• _Written exercise 1_:
According to the passage on layered LDPC decoding, why is a layered schedule of great practical relevance? Answer in one to three sentences.
• _Written exercise 2_:
Continue the passage on layered LDPC decoding schedules, beginning after its final sentence.

• _Extract to read_:

Mutual information maximizing low-density parity-check (LDPC) decoders have recently been shown to outperform conventional algorithms when using coarse resolutions for the messages exchanged between variable and check nodes [1]–[3]. Yet, only a few works address decoding with a layered schedule [4]–[6], which is of great practical relevance as it can halve the number of required decoding iterations compared to the flooding scheme [7], [8]. In particular we are not aware of results on comparing horizontal and vertical scheduling in combination with mutual information maximizing decoders.

The horizontal scheme defines layers of check nodes that are fully updated, as shown in Fig. 1 [7]. Between the layer updates, all variable nodes are partially updated, improving the reliability information for the next layers *within* one iteration. In contrast, the vertical scheme defines layers of variable nodes that are fully updated, as shown in Fig. 1 [8]. Between the layer updates, all check nodes are partially updated.

• _Data listing_:
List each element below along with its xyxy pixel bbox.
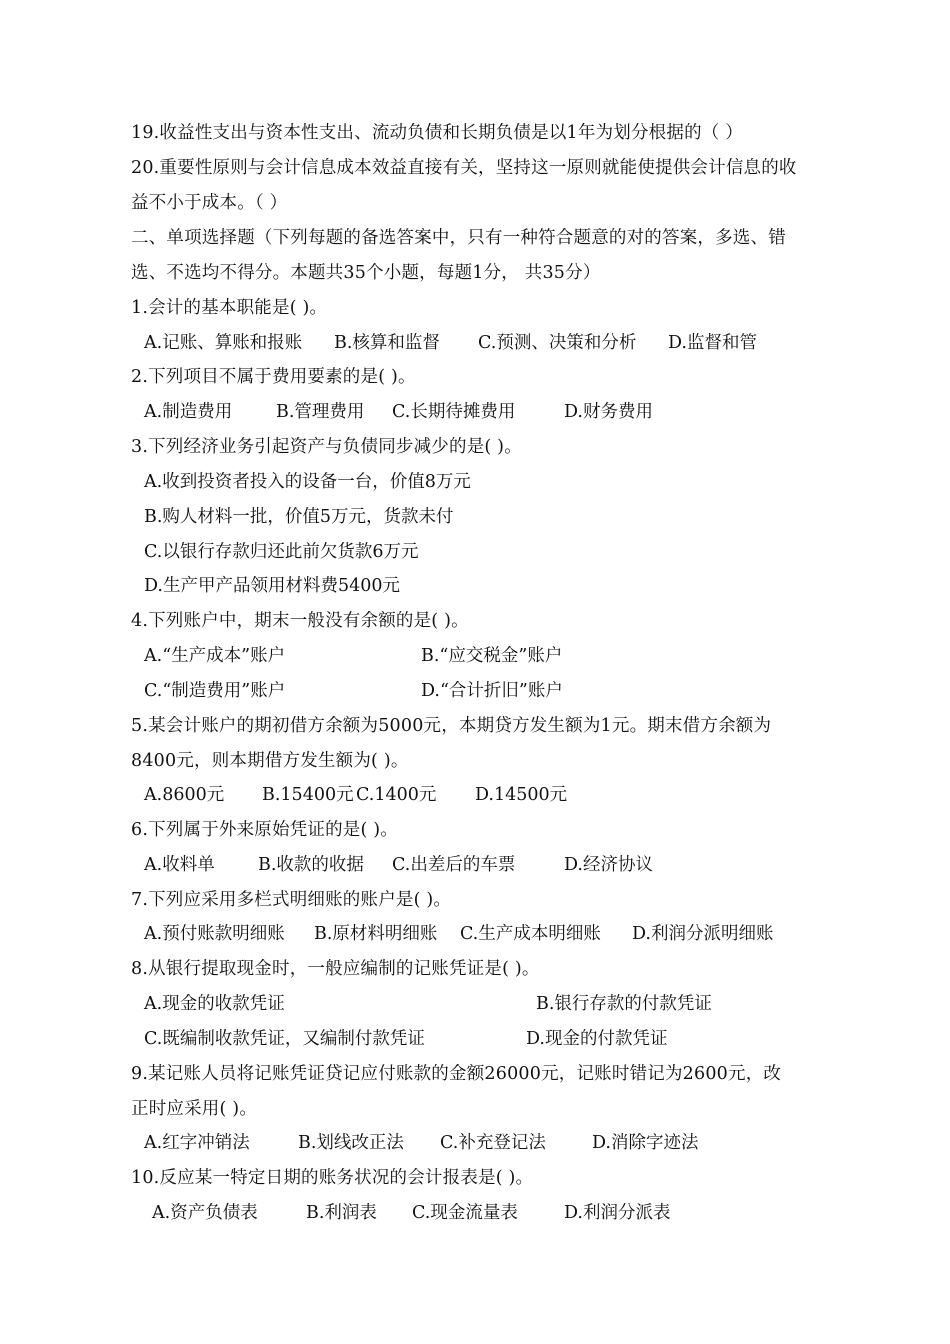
question-6-option-c: C.出差后的车票 bbox=[392, 855, 516, 875]
question-6-option-a: A.收料单 bbox=[144, 855, 215, 875]
question-3-option-c: C.以银行存款归还此前欠货款6万元 bbox=[144, 542, 419, 562]
question-7-option-d: D.利润分派明细账 bbox=[632, 924, 774, 944]
question-3-stem: 3.下列经济业务引起资产与负债同步减少的是( )。 bbox=[131, 437, 522, 457]
question-9-option-d: D.消除字迹法 bbox=[592, 1133, 699, 1153]
question-2-option-a: A.制造费用 bbox=[144, 402, 233, 422]
question-5-option-b: B.15400元 bbox=[262, 785, 354, 805]
question-6-stem: 6.下列属于外来原始凭证的是( )。 bbox=[131, 820, 399, 840]
question-8-option-a: A.现金的收款凭证 bbox=[144, 994, 285, 1014]
section-title-line1: 二、单项选择题（下列每题的备选答案中，只有一种符合题意的对的答案，多选、错 bbox=[131, 228, 786, 248]
question-8-stem: 8.从银行提取现金时，一般应编制的记账凭证是( )。 bbox=[131, 959, 540, 979]
question-5-option-d: D.14500元 bbox=[475, 785, 568, 805]
question-6-option-b: B.收款的收据 bbox=[258, 855, 364, 875]
question-5-stem-line1: 5.某会计账户的期初借方余额为5000元，本期贷方发生额为1元。期末借方余额为 bbox=[131, 716, 772, 736]
question-1-option-c: C.预测、决策和分析 bbox=[478, 333, 637, 353]
question-5-option-a: A.8600元 bbox=[144, 785, 225, 805]
question-8-option-d: D.现金的付款凭证 bbox=[526, 1029, 668, 1049]
question-3-option-d: D.生产甲产品领用材料费5400元 bbox=[144, 576, 401, 596]
question-2-option-b: B.管理费用 bbox=[276, 402, 365, 422]
question-4-option-a: A.“生产成本”账户 bbox=[144, 646, 286, 666]
question-7-option-a: A.预付账款明细账 bbox=[144, 924, 285, 944]
question-10-option-a: A.资产负债表 bbox=[152, 1203, 258, 1223]
question-4-option-b: B.“应交税金”账户 bbox=[421, 646, 563, 666]
question-8-option-c: C.既编制收款凭证，又编制付款凭证 bbox=[144, 1029, 425, 1049]
question-8-option-b: B.银行存款的付款凭证 bbox=[536, 994, 712, 1014]
question-2-option-c: C.长期待摊费用 bbox=[392, 402, 516, 422]
question-2-stem: 2.下列项目不属于费用要素的是( )。 bbox=[131, 367, 416, 387]
question-1-stem: 1.会计的基本职能是( )。 bbox=[131, 298, 328, 318]
question-3-option-b: B.购人材料一批，价值5万元，货款未付 bbox=[144, 507, 454, 527]
tf-question-20-line2: 益不小于成本。（ ） bbox=[131, 193, 288, 213]
question-4-option-d: D.“合计折旧”账户 bbox=[421, 681, 563, 701]
question-7-option-c: C.生产成本明细账 bbox=[460, 924, 601, 944]
question-9-stem-line2: 正时应采用( )。 bbox=[131, 1099, 258, 1119]
question-4-stem: 4.下列账户中，期末一般没有余额的是( )。 bbox=[131, 611, 469, 631]
question-9-option-c: C.补充登记法 bbox=[440, 1133, 546, 1153]
question-7-stem: 7.下列应采用多栏式明细账的账户是( )。 bbox=[131, 890, 452, 910]
tf-question-19: 19.收益性支出与资本性支出、流动负债和长期负债是以1年为划分根据的（ ） bbox=[131, 123, 743, 143]
tf-question-20-line1: 20.重要性原则与会计信息成本效益直接有关，坚持这一原则就能使提供会计信息的收 bbox=[131, 158, 797, 178]
question-10-option-c: C.现金流量表 bbox=[412, 1203, 518, 1223]
question-4-option-c: C.“制造费用”账户 bbox=[144, 681, 286, 701]
question-9-stem-line1: 9.某记账人员将记账凭证贷记应付账款的金额26000元，记账时错记为2600元，改 bbox=[131, 1064, 782, 1084]
section-title-line2: 选、不选均不得分。本题共35个小题，每题1分， 共35分） bbox=[131, 263, 601, 283]
question-10-option-d: D.利润分派表 bbox=[564, 1203, 671, 1223]
question-3-option-a: A.收到投资者投入的设备一台，价值8万元 bbox=[144, 472, 471, 492]
question-10-stem: 10.反应某一特定日期的账务状况的会计报表是( )。 bbox=[131, 1168, 534, 1188]
question-2-option-d: D.财务费用 bbox=[564, 402, 653, 422]
question-7-option-b: B.原材料明细账 bbox=[314, 924, 438, 944]
question-1-option-a: A.记账、算账和报账 bbox=[144, 333, 303, 353]
question-9-option-b: B.划线改正法 bbox=[298, 1133, 404, 1153]
question-10-option-b: B.利润表 bbox=[306, 1203, 377, 1223]
question-1-option-d: D.监督和管 bbox=[668, 333, 757, 353]
question-5-option-c: C.1400元 bbox=[356, 785, 437, 805]
question-5-stem-line2: 8400元，则本期借方发生额为( )。 bbox=[131, 751, 409, 771]
question-1-option-b: B.核算和监督 bbox=[334, 333, 440, 353]
question-9-option-a: A.红字冲销法 bbox=[144, 1133, 250, 1153]
question-6-option-d: D.经济协议 bbox=[564, 855, 653, 875]
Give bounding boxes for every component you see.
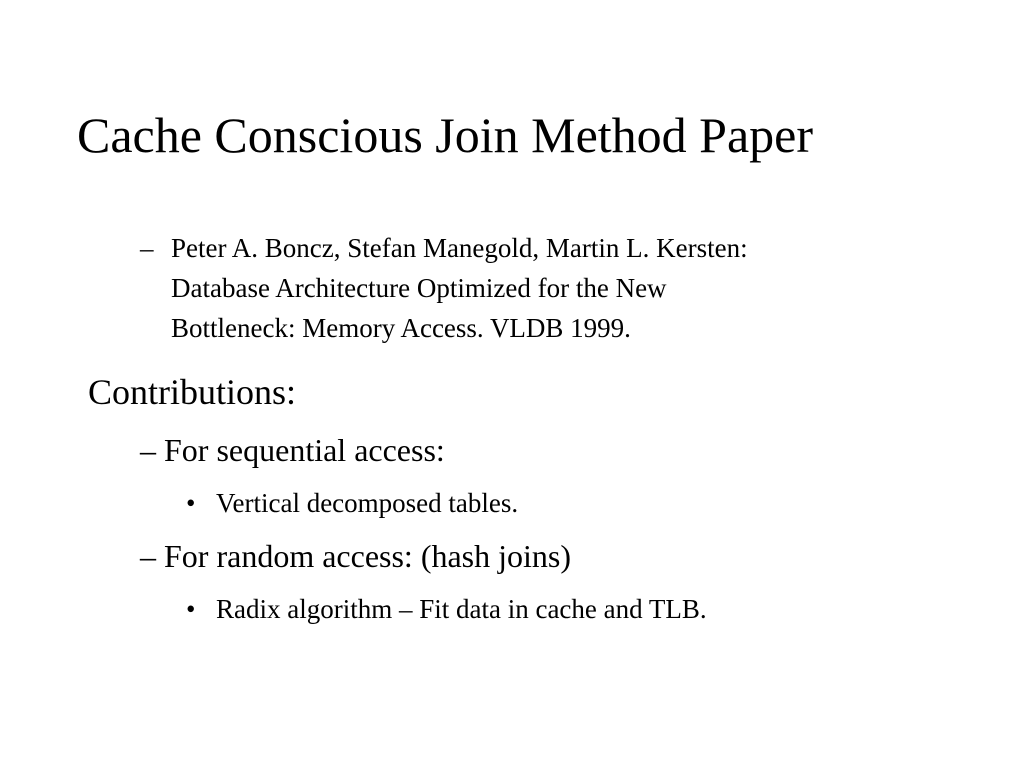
section-heading: Contributions: bbox=[88, 372, 297, 412]
bullet-icon: • bbox=[186, 488, 196, 518]
reference-text bbox=[171, 228, 931, 348]
reference-line-3: Bottleneck: Memory Access. VLDB 1999. bbox=[171, 313, 631, 343]
reference-line-1: Peter A. Boncz, Stefan Manegold, Martin L. Kersten: bbox=[171, 233, 748, 263]
reference-dash: – bbox=[140, 233, 154, 263]
sub-item-sequential: – For sequential access: bbox=[140, 432, 445, 468]
bullet-icon: • bbox=[186, 594, 196, 624]
bullet-text: Radix algorithm – Fit data in cache and TLB. bbox=[216, 594, 707, 624]
sub-item-random: – For random access: (hash joins) bbox=[140, 538, 572, 574]
reference-line-2: Database Architecture Optimized for the New bbox=[171, 273, 667, 303]
slide-title: Cache Conscious Join Method Paper bbox=[77, 107, 814, 163]
bullet-item bbox=[186, 484, 518, 522]
bullet-text: Vertical decomposed tables. bbox=[216, 488, 519, 518]
bullet-item bbox=[186, 590, 707, 628]
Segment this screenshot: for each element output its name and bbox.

• _Written answer 1_:
A layered schedule can halve the number of decoding iterations required compared with the flooding scheme.

• _Written answer 2_:
This work investigates the two scheduling methods where compression operations are performed in each update under preservation of relevant information. The compression aims at reducing the message passing complexity and the memory footprint for caching messages between iterations.

In mutual information maximizing decoding several implementations for the node updates exist [4]. In this work we restrict ourselves to two-input operations that can be realized with standard components such as adders or comparators. In [2] a variable node with small single-input reconstruction tables, adders and non-uniform threshold quantization was



Fig. 1: Illustration of horizontal and vertical layers.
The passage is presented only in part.